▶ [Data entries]

-.-.-

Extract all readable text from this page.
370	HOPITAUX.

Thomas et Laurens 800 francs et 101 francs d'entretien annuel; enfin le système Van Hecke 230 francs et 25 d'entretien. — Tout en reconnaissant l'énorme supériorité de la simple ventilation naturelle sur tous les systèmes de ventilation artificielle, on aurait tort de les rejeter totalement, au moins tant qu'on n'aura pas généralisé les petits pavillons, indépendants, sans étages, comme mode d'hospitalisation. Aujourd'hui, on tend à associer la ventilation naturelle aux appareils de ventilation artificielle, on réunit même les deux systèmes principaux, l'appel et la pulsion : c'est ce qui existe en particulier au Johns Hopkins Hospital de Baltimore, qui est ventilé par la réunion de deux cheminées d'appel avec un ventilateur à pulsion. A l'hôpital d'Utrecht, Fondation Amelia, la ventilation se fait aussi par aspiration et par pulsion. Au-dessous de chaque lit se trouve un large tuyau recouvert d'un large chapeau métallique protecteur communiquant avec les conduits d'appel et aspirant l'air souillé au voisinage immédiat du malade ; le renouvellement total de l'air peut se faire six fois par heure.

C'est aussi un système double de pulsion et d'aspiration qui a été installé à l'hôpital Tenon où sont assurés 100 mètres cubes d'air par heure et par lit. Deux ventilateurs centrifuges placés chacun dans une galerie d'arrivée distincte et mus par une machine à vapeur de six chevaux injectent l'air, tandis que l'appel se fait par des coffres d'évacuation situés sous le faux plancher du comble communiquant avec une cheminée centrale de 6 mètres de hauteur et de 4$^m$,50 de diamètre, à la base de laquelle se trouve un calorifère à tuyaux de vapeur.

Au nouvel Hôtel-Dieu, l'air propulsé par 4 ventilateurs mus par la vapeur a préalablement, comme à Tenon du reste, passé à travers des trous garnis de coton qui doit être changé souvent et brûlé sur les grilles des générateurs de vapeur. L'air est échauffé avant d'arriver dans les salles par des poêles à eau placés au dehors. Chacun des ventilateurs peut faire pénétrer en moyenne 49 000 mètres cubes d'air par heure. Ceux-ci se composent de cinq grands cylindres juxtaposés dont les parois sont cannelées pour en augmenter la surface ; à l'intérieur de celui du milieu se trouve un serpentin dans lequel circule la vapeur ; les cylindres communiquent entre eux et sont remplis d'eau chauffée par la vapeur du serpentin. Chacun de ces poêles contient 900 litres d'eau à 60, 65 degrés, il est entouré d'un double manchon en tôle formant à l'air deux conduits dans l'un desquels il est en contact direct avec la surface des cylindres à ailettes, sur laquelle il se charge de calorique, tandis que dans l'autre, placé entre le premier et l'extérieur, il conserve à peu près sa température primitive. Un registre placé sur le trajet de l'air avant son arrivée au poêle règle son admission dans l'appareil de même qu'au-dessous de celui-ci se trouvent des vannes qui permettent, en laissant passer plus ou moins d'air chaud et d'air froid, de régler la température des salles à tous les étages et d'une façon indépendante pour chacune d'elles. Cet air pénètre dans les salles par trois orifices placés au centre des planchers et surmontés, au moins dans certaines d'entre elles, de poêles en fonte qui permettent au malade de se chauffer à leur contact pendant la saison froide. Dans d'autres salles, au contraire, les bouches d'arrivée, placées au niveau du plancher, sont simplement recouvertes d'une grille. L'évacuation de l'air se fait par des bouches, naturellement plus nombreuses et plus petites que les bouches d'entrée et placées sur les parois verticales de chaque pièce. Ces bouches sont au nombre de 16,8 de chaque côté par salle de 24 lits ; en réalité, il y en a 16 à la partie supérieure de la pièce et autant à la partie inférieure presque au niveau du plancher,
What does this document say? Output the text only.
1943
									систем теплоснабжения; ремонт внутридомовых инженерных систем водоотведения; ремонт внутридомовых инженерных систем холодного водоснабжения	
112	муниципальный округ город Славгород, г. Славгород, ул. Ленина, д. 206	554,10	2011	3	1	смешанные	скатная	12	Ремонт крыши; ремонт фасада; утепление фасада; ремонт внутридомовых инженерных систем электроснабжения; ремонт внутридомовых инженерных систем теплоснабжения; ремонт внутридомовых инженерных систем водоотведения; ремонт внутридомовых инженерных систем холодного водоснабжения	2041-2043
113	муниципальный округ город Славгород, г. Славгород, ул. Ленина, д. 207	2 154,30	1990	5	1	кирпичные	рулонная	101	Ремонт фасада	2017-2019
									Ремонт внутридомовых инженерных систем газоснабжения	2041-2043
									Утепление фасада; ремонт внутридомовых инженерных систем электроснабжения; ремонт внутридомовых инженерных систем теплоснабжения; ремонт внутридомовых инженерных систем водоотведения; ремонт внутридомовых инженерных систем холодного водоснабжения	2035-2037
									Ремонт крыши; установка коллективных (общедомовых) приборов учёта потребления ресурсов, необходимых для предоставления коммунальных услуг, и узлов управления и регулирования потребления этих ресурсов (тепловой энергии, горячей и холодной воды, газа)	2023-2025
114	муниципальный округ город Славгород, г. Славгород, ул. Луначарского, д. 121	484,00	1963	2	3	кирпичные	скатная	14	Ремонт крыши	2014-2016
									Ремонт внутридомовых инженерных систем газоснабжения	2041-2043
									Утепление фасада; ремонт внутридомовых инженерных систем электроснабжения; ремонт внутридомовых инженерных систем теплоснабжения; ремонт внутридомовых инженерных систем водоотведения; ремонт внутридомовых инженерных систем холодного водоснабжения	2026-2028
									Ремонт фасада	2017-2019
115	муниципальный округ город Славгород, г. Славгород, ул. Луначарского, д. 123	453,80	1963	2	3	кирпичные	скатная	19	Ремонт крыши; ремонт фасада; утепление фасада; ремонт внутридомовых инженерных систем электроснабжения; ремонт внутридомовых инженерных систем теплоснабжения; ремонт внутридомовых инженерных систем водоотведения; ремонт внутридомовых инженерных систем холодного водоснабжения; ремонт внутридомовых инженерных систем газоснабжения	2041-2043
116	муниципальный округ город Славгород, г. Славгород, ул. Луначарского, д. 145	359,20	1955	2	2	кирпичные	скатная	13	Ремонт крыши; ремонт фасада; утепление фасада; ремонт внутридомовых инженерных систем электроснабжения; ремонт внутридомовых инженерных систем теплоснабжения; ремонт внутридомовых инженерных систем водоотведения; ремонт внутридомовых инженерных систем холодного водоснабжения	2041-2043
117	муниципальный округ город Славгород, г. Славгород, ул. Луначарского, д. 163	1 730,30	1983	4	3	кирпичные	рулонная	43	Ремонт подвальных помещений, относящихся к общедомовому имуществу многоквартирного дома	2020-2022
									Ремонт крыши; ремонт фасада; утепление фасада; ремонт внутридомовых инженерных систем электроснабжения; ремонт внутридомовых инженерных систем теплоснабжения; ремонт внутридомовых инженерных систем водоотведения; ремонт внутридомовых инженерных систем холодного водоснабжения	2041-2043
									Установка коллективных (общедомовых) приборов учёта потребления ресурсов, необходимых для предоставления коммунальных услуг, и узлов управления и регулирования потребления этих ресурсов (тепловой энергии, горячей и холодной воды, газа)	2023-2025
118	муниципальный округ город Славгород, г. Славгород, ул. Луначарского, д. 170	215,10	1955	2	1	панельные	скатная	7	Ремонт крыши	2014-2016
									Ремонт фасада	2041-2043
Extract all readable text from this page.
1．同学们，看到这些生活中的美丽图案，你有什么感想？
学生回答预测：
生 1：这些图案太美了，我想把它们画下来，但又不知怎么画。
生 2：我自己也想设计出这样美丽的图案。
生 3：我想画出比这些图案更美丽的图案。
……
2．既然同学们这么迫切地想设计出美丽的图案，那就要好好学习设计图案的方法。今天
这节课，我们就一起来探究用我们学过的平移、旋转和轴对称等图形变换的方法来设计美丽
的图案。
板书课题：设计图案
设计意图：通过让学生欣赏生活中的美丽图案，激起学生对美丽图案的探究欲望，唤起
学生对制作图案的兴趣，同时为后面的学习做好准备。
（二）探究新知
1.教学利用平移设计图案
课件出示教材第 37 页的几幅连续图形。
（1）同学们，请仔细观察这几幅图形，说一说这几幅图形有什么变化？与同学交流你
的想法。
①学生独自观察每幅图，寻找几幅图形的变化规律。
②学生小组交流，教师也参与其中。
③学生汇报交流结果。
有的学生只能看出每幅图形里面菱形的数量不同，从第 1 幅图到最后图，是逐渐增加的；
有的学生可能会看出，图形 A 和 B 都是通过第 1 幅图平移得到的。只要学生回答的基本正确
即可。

-.-.-

Take every line from the data that contains the word "энергии".

									Ремонт крыши; установка коллективных (общедомовых) приборов учёта потребления ресурсов, необходимых для предоставления коммунальных услуг, и узлов управления и регулирования потребления этих ресурсов (тепловой энергии, горячей и холодной воды, газа)	2023-2025
									Установка коллективных (общедомовых) приборов учёта потребления ресурсов, необходимых для предоставления коммунальных услуг, и узлов управления и регулирования потребления этих ресурсов (тепловой энергии, горячей и холодной воды, газа)	2023-2025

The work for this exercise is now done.